----- Teks yang diberikan -----
Hak barat dan hak adat dikonversi oleh UUPA menjadi hak-hak baru yang secara teoritis telah tercapai unifikasi dalam hukum tanah di Indonesia dewasa ini. Akan tetapi unifikasi dalam bentuk tidak selalu dengan sendirinya berarti telah terdapat kesatuan pengertian mengenai isinya. Masalah yang kemudian muncul adalah :
1.    Pengertian-pengertian yang kabur dari beberapa ketentuan
2.    Belum adanya peraturan pelaksanaan
3.    Peraturan pelaksanaan tidak dijalankan sesuai dengan isi dan jiwanya
Untuk itu perbaikan yang menyeluruh harus dilakukan oleh negara melalui bidang terkait agar dapat mengatasi ketiga masalah tersebut. Peratuaran pelaksanaan yang dianggap dapat menjadi jalan keluar bagi ketidaksempurnaan UUPA harus bisa menafsirkan jiwa dan semangat UUPA dalam upaya melindungi hak-hak atas tanah rakyat Indonesia.
Pada penghujung tahun 2015 Pemerintah Indonesia secara resmi mengeluarkan dan memberlakukan Peraturan Pemerintah (PP) No 103 Tahun 2015 Tentang Pemilikan Rumah Tempat Tinggal Atau Hunian Oleh Orang Asing Yang Berkedudukan di Indonesia. PP No 103 Tahun 2015 tersebut sekaligus mencabut pemberlakuan PP No 41 Tahun 1996 yang sebelumnya juga mengatur terkait tempat tinggal dan hunian orang asing yang berkedudukan di Indonesia. PP No 103 Tahun 2015 menyebutkan bahwa orang asing yang bertempat tinggal di indonesia dapat memliliki properti dengan hak pakai selama 70  tahun (termasuk pembaharuan selama 30 tahun). Yang pada PP sebelumnya yakni PP No 41 Tahun 1996 jangka waktu hak pakai hanya 50 tahun  (termasuk pembaharuan hak pakai selama 25 tahun).
-----
__Instruksi tertulis 1__: Tulis kembali semua baris masukan tugas, mulai dari baris pertama sampai baris yang memuat "bar [241,286,251,326]" (termasuk baris itu), dengan mengganti "x-tick-label" menjadi "label-sumbu-x" tanpa mengubah bagian lainnya.
Teks di atas dan baris-baris berikut merupakan bahan yang terpisah satu sama lain.
----- Masukan tugas -----
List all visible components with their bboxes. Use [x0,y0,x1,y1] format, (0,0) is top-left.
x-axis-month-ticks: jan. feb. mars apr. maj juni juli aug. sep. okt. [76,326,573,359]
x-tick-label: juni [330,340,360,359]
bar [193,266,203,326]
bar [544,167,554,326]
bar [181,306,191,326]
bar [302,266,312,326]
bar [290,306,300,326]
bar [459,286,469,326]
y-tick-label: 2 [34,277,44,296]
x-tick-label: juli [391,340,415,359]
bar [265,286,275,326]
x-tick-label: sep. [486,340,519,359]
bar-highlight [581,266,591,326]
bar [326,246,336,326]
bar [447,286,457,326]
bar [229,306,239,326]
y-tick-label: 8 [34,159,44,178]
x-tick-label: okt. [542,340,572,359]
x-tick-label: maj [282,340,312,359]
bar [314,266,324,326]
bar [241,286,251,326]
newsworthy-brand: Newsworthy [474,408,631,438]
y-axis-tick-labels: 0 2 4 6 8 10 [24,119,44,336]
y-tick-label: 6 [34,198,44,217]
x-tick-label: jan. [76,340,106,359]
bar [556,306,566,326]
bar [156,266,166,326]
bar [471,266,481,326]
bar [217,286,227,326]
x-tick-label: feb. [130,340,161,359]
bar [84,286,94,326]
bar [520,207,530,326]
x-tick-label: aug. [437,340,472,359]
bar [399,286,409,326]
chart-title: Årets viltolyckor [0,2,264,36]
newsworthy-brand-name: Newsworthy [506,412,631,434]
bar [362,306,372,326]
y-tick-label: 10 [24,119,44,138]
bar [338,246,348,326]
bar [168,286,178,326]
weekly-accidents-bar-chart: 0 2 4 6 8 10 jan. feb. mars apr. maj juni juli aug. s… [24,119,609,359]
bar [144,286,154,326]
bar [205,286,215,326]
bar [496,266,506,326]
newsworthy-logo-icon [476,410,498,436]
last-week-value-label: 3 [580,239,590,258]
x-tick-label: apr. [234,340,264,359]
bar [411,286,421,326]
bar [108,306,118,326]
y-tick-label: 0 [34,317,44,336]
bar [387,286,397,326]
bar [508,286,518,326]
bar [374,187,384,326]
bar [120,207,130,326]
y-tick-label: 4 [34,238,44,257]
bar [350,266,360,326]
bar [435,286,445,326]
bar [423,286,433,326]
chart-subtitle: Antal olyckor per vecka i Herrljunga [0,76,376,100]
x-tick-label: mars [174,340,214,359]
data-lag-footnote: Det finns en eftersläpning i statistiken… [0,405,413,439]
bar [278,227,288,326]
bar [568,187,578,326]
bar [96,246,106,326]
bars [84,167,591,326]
-----
__Instruksi tertulis 2__: Dalam teks tentang hukum tanah, berapa lama jangka waktu hak pakai properti bagi orang asing menurut PP No 103 Tahun 2015?

__Hasil yang benar 1__:
List all visible components with their bboxes. Use [x0,y0,x1,y1] format, (0,0) is top-left.
x-axis-month-ticks: jan. feb. mars apr. maj juni juli aug. sep. okt. [76,326,573,359]
label-sumbu-x: juni [330,340,360,359]
bar [193,266,203,326]
bar [544,167,554,326]
bar [181,306,191,326]
bar [302,266,312,326]
bar [290,306,300,326]
bar [459,286,469,326]
y-tick-label: 2 [34,277,44,296]
label-sumbu-x: juli [391,340,415,359]
bar [265,286,275,326]
label-sumbu-x: sep. [486,340,519,359]
bar-highlight [581,266,591,326]
bar [326,246,336,326]
bar [447,286,457,326]
bar [229,306,239,326]
y-tick-label: 8 [34,159,44,178]
label-sumbu-x: okt. [542,340,572,359]
label-sumbu-x: maj [282,340,312,359]
bar [314,266,324,326]
bar [241,286,251,326]

__Hasil yang benar 2__: 70 tahun, termasuk pembaharuan selama 30 tahun.